:: DATASET EXCERPTS ::

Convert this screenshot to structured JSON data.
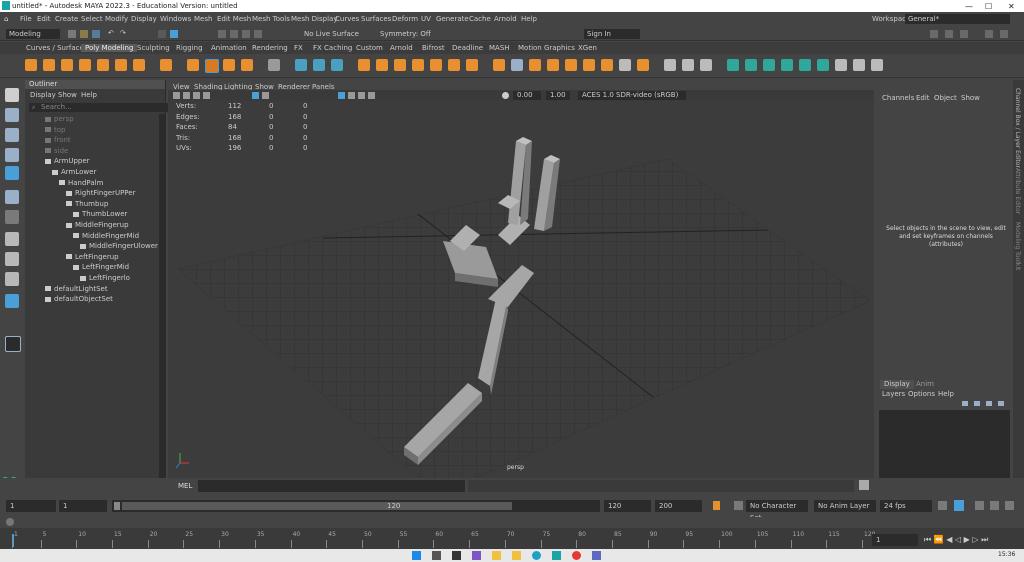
{
  "window": {
    "title": "untitled* - Autodesk MAYA 2022.3 - Educational Version: untitled",
    "min": "—",
    "max": "☐",
    "close": "✕"
  },
  "menubar": {
    "items": [
      "File",
      "Edit",
      "Create",
      "Select",
      "Modify",
      "Display",
      "Windows",
      "Mesh",
      "Edit Mesh",
      "Mesh Tools",
      "Mesh Display",
      "Curves",
      "Surfaces",
      "Deform",
      "UV",
      "Generate",
      "Cache",
      "Arnold",
      "Help"
    ],
    "workspace_label": "Workspace:",
    "workspace_value": "General*"
  },
  "statusline": {
    "mode": "Modeling",
    "live_surface": "No Live Surface",
    "symmetry": "Symmetry: Off",
    "sign_in": "Sign In"
  },
  "shelf": {
    "tabs": [
      "Curves / Surfaces",
      "Poly Modeling",
      "Sculpting",
      "Rigging",
      "Animation",
      "Rendering",
      "FX",
      "FX Caching",
      "Custom",
      "Arnold",
      "Bifrost",
      "Deadline",
      "MASH",
      "Motion Graphics",
      "XGen"
    ],
    "active_tab": 1
  },
  "outliner": {
    "title": "Outliner",
    "menu": [
      "Display",
      "Show",
      "Help"
    ],
    "search_placeholder": "Search...",
    "nodes": [
      {
        "label": "persp",
        "level": 0,
        "dim": true,
        "icon": "camera-icon"
      },
      {
        "label": "top",
        "level": 0,
        "dim": true,
        "icon": "camera-icon"
      },
      {
        "label": "front",
        "level": 0,
        "dim": true,
        "icon": "camera-icon"
      },
      {
        "label": "side",
        "level": 0,
        "dim": true,
        "icon": "camera-icon"
      },
      {
        "label": "ArmUpper",
        "level": 0,
        "dim": false,
        "icon": "joint-icon"
      },
      {
        "label": "ArmLower",
        "level": 1,
        "dim": false,
        "icon": "joint-icon"
      },
      {
        "label": "HandPalm",
        "level": 2,
        "dim": false,
        "icon": "joint-icon"
      },
      {
        "label": "RightFingerUPPer",
        "level": 3,
        "dim": false,
        "icon": "joint-icon"
      },
      {
        "label": "Thumbup",
        "level": 3,
        "dim": false,
        "icon": "joint-icon"
      },
      {
        "label": "ThumbLower",
        "level": 4,
        "dim": false,
        "icon": "joint-icon"
      },
      {
        "label": "MiddleFingerup",
        "level": 3,
        "dim": false,
        "icon": "joint-icon"
      },
      {
        "label": "MiddleFingerMid",
        "level": 4,
        "dim": false,
        "icon": "joint-icon"
      },
      {
        "label": "MiddleFingerUlower",
        "level": 5,
        "dim": false,
        "icon": "joint-icon"
      },
      {
        "label": "LeftFingerup",
        "level": 3,
        "dim": false,
        "icon": "joint-icon"
      },
      {
        "label": "LeftFingerMid",
        "level": 4,
        "dim": false,
        "icon": "joint-icon"
      },
      {
        "label": "LeftFingerlo",
        "level": 5,
        "dim": false,
        "icon": "joint-icon"
      },
      {
        "label": "defaultLightSet",
        "level": 0,
        "dim": false,
        "icon": "set-icon"
      },
      {
        "label": "defaultObjectSet",
        "level": 0,
        "dim": false,
        "icon": "set-icon"
      }
    ]
  },
  "viewport": {
    "menu": [
      "View",
      "Shading",
      "Lighting",
      "Show",
      "Renderer",
      "Panels"
    ],
    "exposure": "0.00",
    "gamma": "1.00",
    "colorspace": "ACES 1.0 SDR-video (sRGB)",
    "camera": "persp",
    "hud": [
      {
        "label": "Verts:",
        "a": "112",
        "b": "0",
        "c": "0"
      },
      {
        "label": "Edges:",
        "a": "168",
        "b": "0",
        "c": "0"
      },
      {
        "label": "Faces:",
        "a": "84",
        "b": "0",
        "c": "0"
      },
      {
        "label": "Tris:",
        "a": "168",
        "b": "0",
        "c": "0"
      },
      {
        "label": "UVs:",
        "a": "196",
        "b": "0",
        "c": "0"
      }
    ]
  },
  "channelbox": {
    "menu": [
      "Channels",
      "Edit",
      "Object",
      "Show"
    ],
    "message": "Select objects in the scene to view, edit and set keyframes on channels (attributes)"
  },
  "layers": {
    "tabs": [
      "Display",
      "Anim"
    ],
    "menu": [
      "Layers",
      "Options",
      "Help"
    ]
  },
  "sidetabs": [
    "Channel Box / Layer Editor",
    "Attribute Editor",
    "Modeling Toolkit"
  ],
  "mel": {
    "label": "MEL"
  },
  "range": {
    "start": "1",
    "current": "1",
    "slider_start": "1",
    "slider_end": "120",
    "end": "120",
    "max": "200",
    "character_set": "No Character Set",
    "anim_layer": "No Anim Layer",
    "fps": "24 fps"
  },
  "timeline": {
    "ticks": [
      "1",
      "5",
      "10",
      "15",
      "20",
      "25",
      "30",
      "35",
      "40",
      "45",
      "50",
      "55",
      "60",
      "65",
      "70",
      "75",
      "80",
      "85",
      "90",
      "95",
      "100",
      "105",
      "110",
      "115",
      "120"
    ],
    "current_frame": "1"
  },
  "taskbar": {
    "time": "15:36"
  },
  "colors": {
    "accent": "#4a9fd8",
    "orange": "#e8902f",
    "teal": "#2fa79b"
  }
}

:::

WHAT YOU SHOULD DO: Copy all lines above containing the string "title".

TASK RESULT:
    "title": "untitled* - Autodesk MAYA 2022.3 - Educational Version: untitled",
    "title": "Outliner",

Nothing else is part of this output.